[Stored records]
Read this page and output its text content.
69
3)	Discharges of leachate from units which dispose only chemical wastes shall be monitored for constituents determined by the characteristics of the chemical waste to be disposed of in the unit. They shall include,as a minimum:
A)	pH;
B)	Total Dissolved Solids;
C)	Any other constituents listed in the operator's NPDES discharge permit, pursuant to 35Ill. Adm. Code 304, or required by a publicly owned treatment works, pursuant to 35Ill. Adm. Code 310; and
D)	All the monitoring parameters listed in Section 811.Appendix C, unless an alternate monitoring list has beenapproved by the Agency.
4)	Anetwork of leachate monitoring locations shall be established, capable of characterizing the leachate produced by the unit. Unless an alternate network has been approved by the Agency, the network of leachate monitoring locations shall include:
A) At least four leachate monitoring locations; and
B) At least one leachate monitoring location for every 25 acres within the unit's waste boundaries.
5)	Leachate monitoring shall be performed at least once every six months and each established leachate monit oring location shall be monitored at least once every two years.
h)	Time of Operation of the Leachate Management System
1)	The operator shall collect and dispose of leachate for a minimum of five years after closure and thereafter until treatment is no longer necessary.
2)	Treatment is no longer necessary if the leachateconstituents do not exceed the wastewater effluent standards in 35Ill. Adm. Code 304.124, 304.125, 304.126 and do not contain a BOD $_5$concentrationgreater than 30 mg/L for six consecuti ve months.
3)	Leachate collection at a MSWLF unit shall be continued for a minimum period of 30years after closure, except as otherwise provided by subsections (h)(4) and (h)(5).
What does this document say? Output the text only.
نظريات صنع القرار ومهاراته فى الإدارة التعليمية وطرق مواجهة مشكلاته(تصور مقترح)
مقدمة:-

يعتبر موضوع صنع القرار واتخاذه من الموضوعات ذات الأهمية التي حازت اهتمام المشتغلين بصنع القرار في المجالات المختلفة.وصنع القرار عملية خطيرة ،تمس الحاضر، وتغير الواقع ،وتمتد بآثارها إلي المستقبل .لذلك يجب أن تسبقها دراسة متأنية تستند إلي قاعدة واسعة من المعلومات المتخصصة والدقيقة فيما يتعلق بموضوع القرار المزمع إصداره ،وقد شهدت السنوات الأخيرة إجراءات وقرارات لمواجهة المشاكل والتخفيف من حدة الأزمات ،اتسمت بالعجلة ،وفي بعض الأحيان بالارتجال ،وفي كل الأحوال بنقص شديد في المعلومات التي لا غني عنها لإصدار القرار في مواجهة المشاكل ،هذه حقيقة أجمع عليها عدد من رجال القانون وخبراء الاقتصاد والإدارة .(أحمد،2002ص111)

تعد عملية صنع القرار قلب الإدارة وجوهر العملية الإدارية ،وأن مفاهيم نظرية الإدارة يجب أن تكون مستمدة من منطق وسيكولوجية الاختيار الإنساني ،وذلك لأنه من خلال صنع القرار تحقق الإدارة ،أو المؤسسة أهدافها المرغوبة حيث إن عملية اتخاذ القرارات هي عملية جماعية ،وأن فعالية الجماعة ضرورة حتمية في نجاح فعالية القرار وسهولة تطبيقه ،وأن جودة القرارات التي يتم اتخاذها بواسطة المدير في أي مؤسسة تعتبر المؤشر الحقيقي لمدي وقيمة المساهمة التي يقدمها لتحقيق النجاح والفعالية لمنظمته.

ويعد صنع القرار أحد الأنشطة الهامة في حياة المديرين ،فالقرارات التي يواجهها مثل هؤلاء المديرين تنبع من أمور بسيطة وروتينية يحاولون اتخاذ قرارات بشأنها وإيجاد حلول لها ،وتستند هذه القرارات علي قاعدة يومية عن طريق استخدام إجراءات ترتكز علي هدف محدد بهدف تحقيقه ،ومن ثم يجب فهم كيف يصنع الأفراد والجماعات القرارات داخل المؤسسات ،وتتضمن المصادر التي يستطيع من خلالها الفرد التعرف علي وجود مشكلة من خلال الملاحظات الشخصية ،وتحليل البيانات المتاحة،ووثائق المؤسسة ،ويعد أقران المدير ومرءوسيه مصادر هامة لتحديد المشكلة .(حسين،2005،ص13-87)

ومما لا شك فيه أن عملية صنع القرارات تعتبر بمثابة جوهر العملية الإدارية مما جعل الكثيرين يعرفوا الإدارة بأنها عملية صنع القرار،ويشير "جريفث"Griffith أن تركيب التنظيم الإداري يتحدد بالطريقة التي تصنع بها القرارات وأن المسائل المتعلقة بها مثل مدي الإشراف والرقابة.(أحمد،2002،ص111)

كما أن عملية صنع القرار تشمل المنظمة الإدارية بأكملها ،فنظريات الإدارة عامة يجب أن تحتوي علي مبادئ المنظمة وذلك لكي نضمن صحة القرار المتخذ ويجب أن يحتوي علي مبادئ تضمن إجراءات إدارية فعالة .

**Exercise requirements**
Take the material above and return all of it exactly.

**The answer**
Read this page and output its text content.
69
3)	Discharges of leachate from units which dispose only chemical wastes shall be monitored for constituents determined by the characteristics of the chemical waste to be disposed of in the unit. They shall include,as a minimum:
A)	pH;
B)	Total Dissolved Solids;
C)	Any other constituents listed in the operator's NPDES discharge permit, pursuant to 35Ill. Adm. Code 304, or required by a publicly owned treatment works, pursuant to 35Ill. Adm. Code 310; and
D)	All the monitoring parameters listed in Section 811.Appendix C, unless an alternate monitoring list has beenapproved by the Agency.
4)	Anetwork of leachate monitoring locations shall be established, capable of characterizing the leachate produced by the unit. Unless an alternate network has been approved by the Agency, the network of leachate monitoring locations shall include:
A) At least four leachate monitoring locations; and
B) At least one leachate monitoring location for every 25 acres within the unit's waste boundaries.
5)	Leachate monitoring shall be performed at least once every six months and each established leachate monit oring location shall be monitored at least once every two years.
h)	Time of Operation of the Leachate Management System
1)	The operator shall collect and dispose of leachate for a minimum of five years after closure and thereafter until treatment is no longer necessary.
2)	Treatment is no longer necessary if the leachateconstituents do not exceed the wastewater effluent standards in 35Ill. Adm. Code 304.124, 304.125, 304.126 and do not contain a BOD $_5$concentrationgreater than 30 mg/L for six consecuti ve months.
3)	Leachate collection at a MSWLF unit shall be continued for a minimum period of 30years after closure, except as otherwise provided by subsections (h)(4) and (h)(5).
What does this document say? Output the text only.
نظريات صنع القرار ومهاراته فى الإدارة التعليمية وطرق مواجهة مشكلاته(تصور مقترح)
مقدمة:-

يعتبر موضوع صنع القرار واتخاذه من الموضوعات ذات الأهمية التي حازت اهتمام المشتغلين بصنع القرار في المجالات المختلفة.وصنع القرار عملية خطيرة ،تمس الحاضر، وتغير الواقع ،وتمتد بآثارها إلي المستقبل .لذلك يجب أن تسبقها دراسة متأنية تستند إلي قاعدة واسعة من المعلومات المتخصصة والدقيقة فيما يتعلق بموضوع القرار المزمع إصداره ،وقد شهدت السنوات الأخيرة إجراءات وقرارات لمواجهة المشاكل والتخفيف من حدة الأزمات ،اتسمت بالعجلة ،وفي بعض الأحيان بالارتجال ،وفي كل الأحوال بنقص شديد في المعلومات التي لا غني عنها لإصدار القرار في مواجهة المشاكل ،هذه حقيقة أجمع عليها عدد من رجال القانون وخبراء الاقتصاد والإدارة .(أحمد،2002ص111)

تعد عملية صنع القرار قلب الإدارة وجوهر العملية الإدارية ،وأن مفاهيم نظرية الإدارة يجب أن تكون مستمدة من منطق وسيكولوجية الاختيار الإنساني ،وذلك لأنه من خلال صنع القرار تحقق الإدارة ،أو المؤسسة أهدافها المرغوبة حيث إن عملية اتخاذ القرارات هي عملية جماعية ،وأن فعالية الجماعة ضرورة حتمية في نجاح فعالية القرار وسهولة تطبيقه ،وأن جودة القرارات التي يتم اتخاذها بواسطة المدير في أي مؤسسة تعتبر المؤشر الحقيقي لمدي وقيمة المساهمة التي يقدمها لتحقيق النجاح والفعالية لمنظمته.

ويعد صنع القرار أحد الأنشطة الهامة في حياة المديرين ،فالقرارات التي يواجهها مثل هؤلاء المديرين تنبع من أمور بسيطة وروتينية يحاولون اتخاذ قرارات بشأنها وإيجاد حلول لها ،وتستند هذه القرارات علي قاعدة يومية عن طريق استخدام إجراءات ترتكز علي هدف محدد بهدف تحقيقه ،ومن ثم يجب فهم كيف يصنع الأفراد والجماعات القرارات داخل المؤسسات ،وتتضمن المصادر التي يستطيع من خلالها الفرد التعرف علي وجود مشكلة من خلال الملاحظات الشخصية ،وتحليل البيانات المتاحة،ووثائق المؤسسة ،ويعد أقران المدير ومرءوسيه مصادر هامة لتحديد المشكلة .(حسين،2005،ص13-87)

ومما لا شك فيه أن عملية صنع القرارات تعتبر بمثابة جوهر العملية الإدارية مما جعل الكثيرين يعرفوا الإدارة بأنها عملية صنع القرار،ويشير "جريفث"Griffith أن تركيب التنظيم الإداري يتحدد بالطريقة التي تصنع بها القرارات وأن المسائل المتعلقة بها مثل مدي الإشراف والرقابة.(أحمد،2002،ص111)

كما أن عملية صنع القرار تشمل المنظمة الإدارية بأكملها ،فنظريات الإدارة عامة يجب أن تحتوي علي مبادئ المنظمة وذلك لكي نضمن صحة القرار المتخذ ويجب أن يحتوي علي مبادئ تضمن إجراءات إدارية فعالة .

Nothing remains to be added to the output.